◆ **Stated goal**
Scan the material below for the string "shelf", and copy every line where it shows up.

>> START Records provided

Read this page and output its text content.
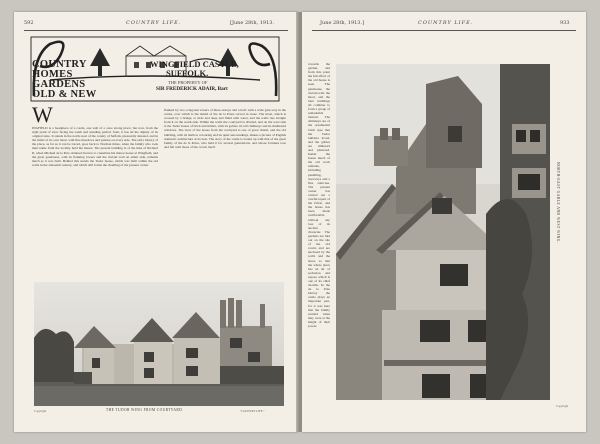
592	COUNTRY LIFE.	[June 28th, 1913.
COUNTRY
HOMES
GARDENS
OLD & NEW
WINGFIELD CASTLE,
SUFFOLK.
THE PROPERTY OF
SIR FREDERICK ADAIR, Bart
W
INGFIELD is a headpiece of a castle, one wall of a once strong place; but now, from the right point of view facing the south and standing perfect front, it has all the dignity of its original state. It stands in the north-west of the county of Suffolk, pleasantly situated, and in the midst of its own moat, with fine meadows and pasture on every side. The early history of the place, as far as it can be traced, goes back to Norman times, when the family who took their name from the locality held the manor. The present building is of the time of Richard II, when Michael de la Pole obtained licence to crenellate his manor house at Wingfield, and the great gatehouse, with its flanking towers and the curtain wall on either side, remains much as it was built. Behind this stands the Tudor house, which was built within the old walls in the sixteenth century, and which still forms the dwelling of the present owner.
flanked by two octagonal towers of three storeys and a half, with a wide gate-way in the centre, over which is the shield of the de la Poles carved in stone. The moat, which is crossed by a bridge, is wide and deep and filled with water, and the walls rise straight from it on the south side. Within the walls the courtyard is divided, and on the west side is the Tudor house of brick and timber, with its gables, its tall chimneys and its mullioned windows. The view of the house from the courtyard is one of great charm, and the old building, with its mellow colouring and its quiet surroundings, makes a picture of English domestic architecture at its best. The story of the castle is bound up with that of the great family of the de la Poles, who held it for several generations, and whose fortunes rose and fell with those of the crown itself.
Copyright	THE TUDOR WING FROM COURTYARD.	"COUNTRY LIFE."
June 28th, 1913.]	COUNTRY LIFE.	933
towards the garden, and from this point the full effect of the old house is seen. The gatehouse, the curtain wall, the moat, and the later buildings all combine to form a group of remarkable interest. The chimneys are of the ornamental brick type that the Tudor builders loved, and the gables are timbered and plastered. Inside the house much of the old work remains, including panelling, doorways and a fine staircase. The present owner has carried out a careful repair of the fabric, and the house has been made comfortable without any loss of its ancient character. The gardens are laid out on the site of the old courts and are enclosed by the walls and the moat, so that the whole place has an air of seclusion and repose which is one of its chief charms. In the de la Pole history the castle plays an important part, for it was here that the family resided when they were at the height of their power.
NORTH-EAST GABLE AND WEST WING.
Copyright
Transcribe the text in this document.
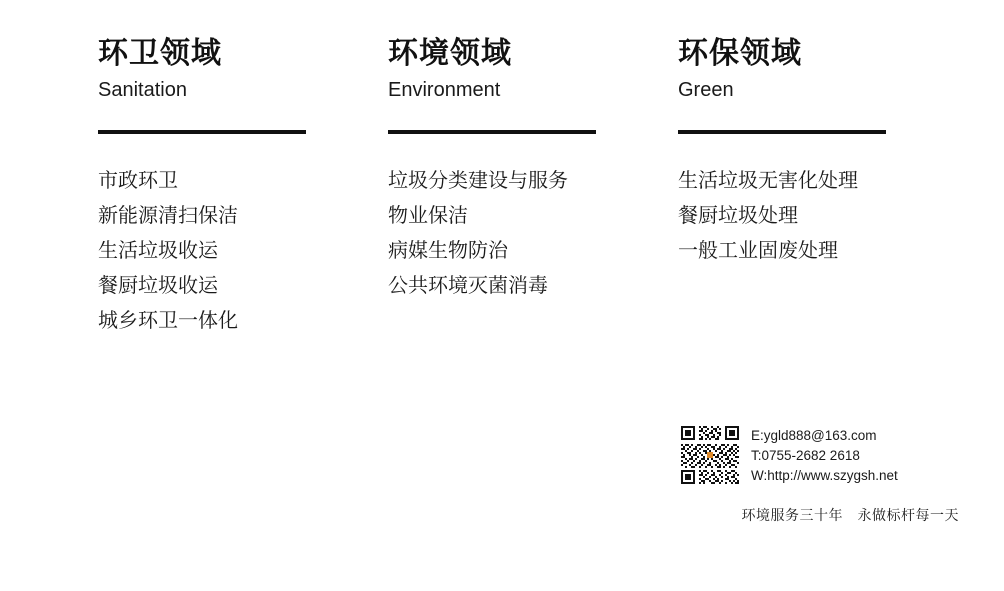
环卫领域
Sanitation
市政环卫
新能源清扫保洁
生活垃圾收运
餐厨垃圾收运
城乡环卫一体化
环境领域
Environment
垃圾分类建设与服务
物业保洁
病媒生物防治
公共环境灭菌消毒
环保领域
Green
生活垃圾无害化处理
餐厨垃圾处理
一般工业固废处理
E:ygld888@163.com
T:0755-2682 2618
W:http://www.szygsh.net
环境服务三十年　永做标杆每一天
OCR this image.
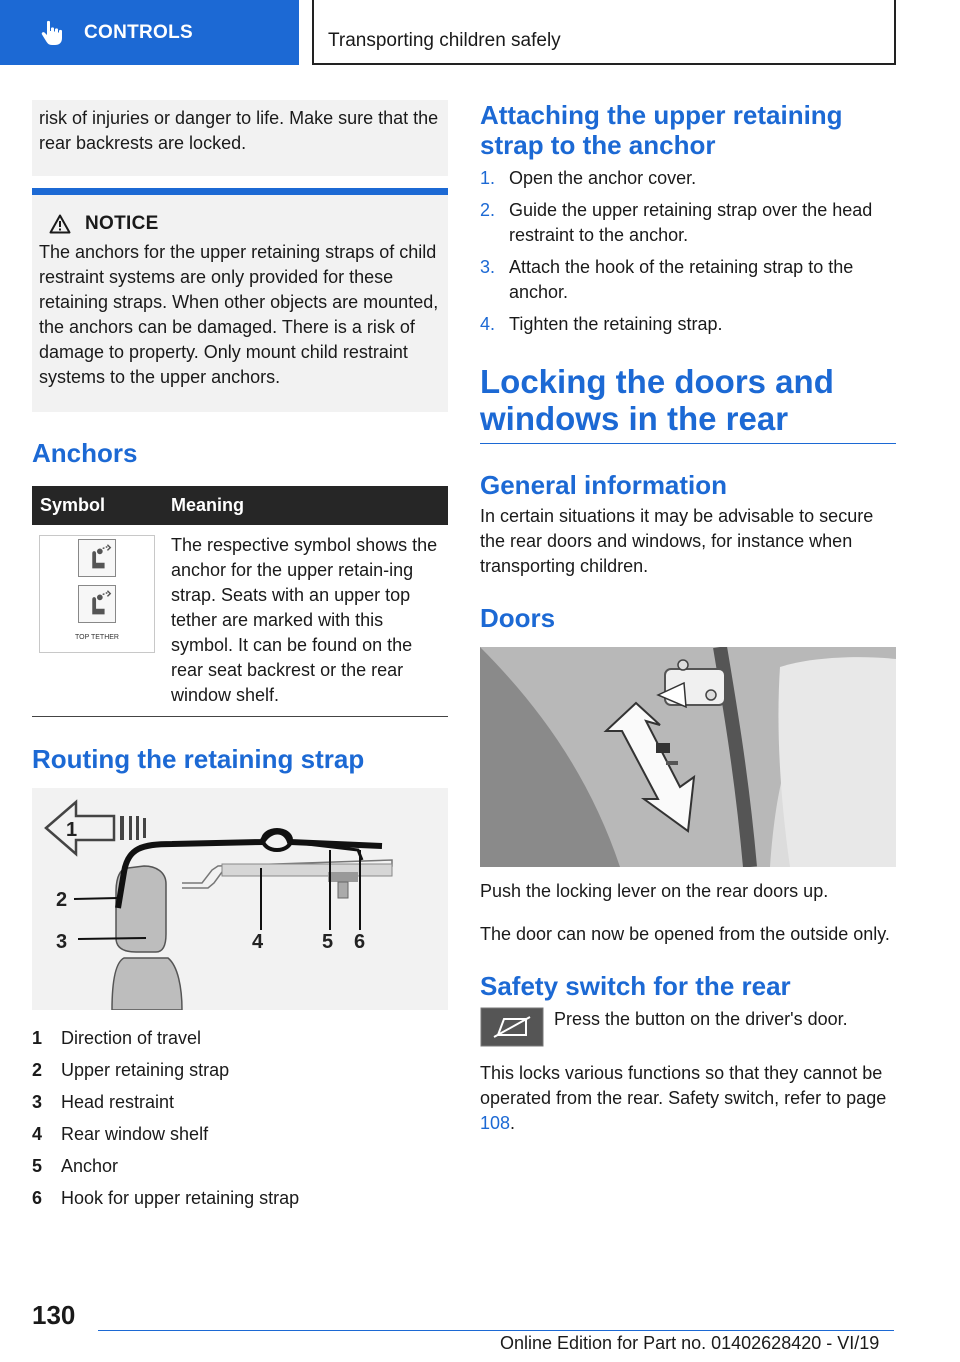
CONTROLS	Transporting children safely

risk of injuries or danger to life. Make sure that the rear backrests are locked.

NOTICE

The anchors for the upper retaining straps of child restraint systems are only provided for these retaining straps. When other objects are mounted, the anchors can be damaged. There is a risk of damage to property. Only mount child restraint systems to the upper anchors.

Anchors
Symbol	Meaning

TOP TETHER	The respective symbol shows the anchor for the upper retain-ing strap. Seats with an upper top tether are marked with this symbol. It can be found on the rear seat backrest or the rear window shelf.
Routing the retaining strap
1
2
3	4	5 6
1	Direction of travel
2	Upper retaining strap
3	Head restraint
4	Rear window shelf
5	Anchor
6	Hook for upper retaining strap
Attaching the upper retaining strap to the anchor
1. Open the anchor cover.
2. Guide the upper retaining strap over the head restraint to the anchor.
3. Attach the hook of the retaining strap to the anchor.
4. Tighten the retaining strap.
Locking the doors and windows in the rear
General information

In certain situations it may be advisable to secure the rear doors and windows, for instance when transporting children.

Doors

Push the locking lever on the rear doors up.

The door can now be opened from the outside only.

Safety switch for the rear

Press the button on the driver's door.

This locks various functions so that they cannot be operated from the rear. Safety switch, refer to page 108.

130
Online Edition for Part no. 01402628420 - VI/19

>> END Records provided

◆ **Response**
TOP TETHER	The respective symbol shows the anchor for the upper retain-ing strap. Seats with an upper top tether are marked with this symbol. It can be found on the rear seat backrest or the rear window shelf.
4	Rear window shelf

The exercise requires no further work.